(Extracted records)
^^^^^^^^
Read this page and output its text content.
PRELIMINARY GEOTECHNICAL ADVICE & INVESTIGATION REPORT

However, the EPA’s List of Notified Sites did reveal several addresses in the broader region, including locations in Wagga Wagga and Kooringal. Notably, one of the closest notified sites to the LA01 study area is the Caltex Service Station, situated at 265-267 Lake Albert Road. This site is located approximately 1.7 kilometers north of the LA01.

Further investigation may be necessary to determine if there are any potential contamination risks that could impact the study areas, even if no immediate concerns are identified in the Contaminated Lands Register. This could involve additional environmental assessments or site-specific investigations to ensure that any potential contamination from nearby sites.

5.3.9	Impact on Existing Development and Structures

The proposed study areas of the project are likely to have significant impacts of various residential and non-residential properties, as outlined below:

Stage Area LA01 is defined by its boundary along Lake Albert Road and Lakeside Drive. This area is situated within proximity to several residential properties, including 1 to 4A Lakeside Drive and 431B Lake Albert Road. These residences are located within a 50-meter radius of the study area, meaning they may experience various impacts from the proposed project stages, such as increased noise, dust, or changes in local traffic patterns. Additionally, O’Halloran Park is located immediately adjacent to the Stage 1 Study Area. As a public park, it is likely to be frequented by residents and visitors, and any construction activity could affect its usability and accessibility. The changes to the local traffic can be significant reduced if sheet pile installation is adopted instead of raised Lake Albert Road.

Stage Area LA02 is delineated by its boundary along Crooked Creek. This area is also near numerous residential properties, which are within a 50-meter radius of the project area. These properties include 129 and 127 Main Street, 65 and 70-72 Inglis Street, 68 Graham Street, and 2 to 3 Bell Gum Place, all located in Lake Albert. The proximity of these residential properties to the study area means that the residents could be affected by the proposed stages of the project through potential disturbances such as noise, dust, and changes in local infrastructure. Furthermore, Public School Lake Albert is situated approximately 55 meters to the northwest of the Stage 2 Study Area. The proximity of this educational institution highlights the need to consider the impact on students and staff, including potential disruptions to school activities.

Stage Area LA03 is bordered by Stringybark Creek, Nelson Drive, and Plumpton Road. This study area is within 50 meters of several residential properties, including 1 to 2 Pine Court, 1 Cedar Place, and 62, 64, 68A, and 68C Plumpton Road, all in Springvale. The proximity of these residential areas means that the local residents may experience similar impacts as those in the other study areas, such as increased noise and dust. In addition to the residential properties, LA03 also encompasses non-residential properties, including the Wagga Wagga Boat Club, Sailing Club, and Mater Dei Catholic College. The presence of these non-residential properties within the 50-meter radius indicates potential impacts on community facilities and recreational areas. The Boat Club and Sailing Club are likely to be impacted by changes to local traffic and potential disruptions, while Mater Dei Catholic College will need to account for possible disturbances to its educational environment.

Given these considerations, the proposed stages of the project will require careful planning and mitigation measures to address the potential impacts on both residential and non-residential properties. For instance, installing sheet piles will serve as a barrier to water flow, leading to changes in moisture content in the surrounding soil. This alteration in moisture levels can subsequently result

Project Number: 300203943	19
^^^^^^^^
Exercise brief
Check each line above for the string "various", then copy the ones that have it.

Solution to the exercise
The proposed study areas of the project are likely to have significant impacts of various residential and non-residential properties, as outlined below:
Stage Area LA01 is defined by its boundary along Lake Albert Road and Lakeside Drive. This area is situated within proximity to several residential properties, including 1 to 4A Lakeside Drive and 431B Lake Albert Road. These residences are located within a 50-meter radius of the study area, meaning they may experience various impacts from the proposed project stages, such as increased noise, dust, or changes in local traffic patterns. Additionally, O’Halloran Park is located immediately adjacent to the Stage 1 Study Area. As a public park, it is likely to be frequented by residents and visitors, and any construction activity could affect its usability and accessibility. The changes to the local traffic can be significant reduced if sheet pile installation is adopted instead of raised Lake Albert Road.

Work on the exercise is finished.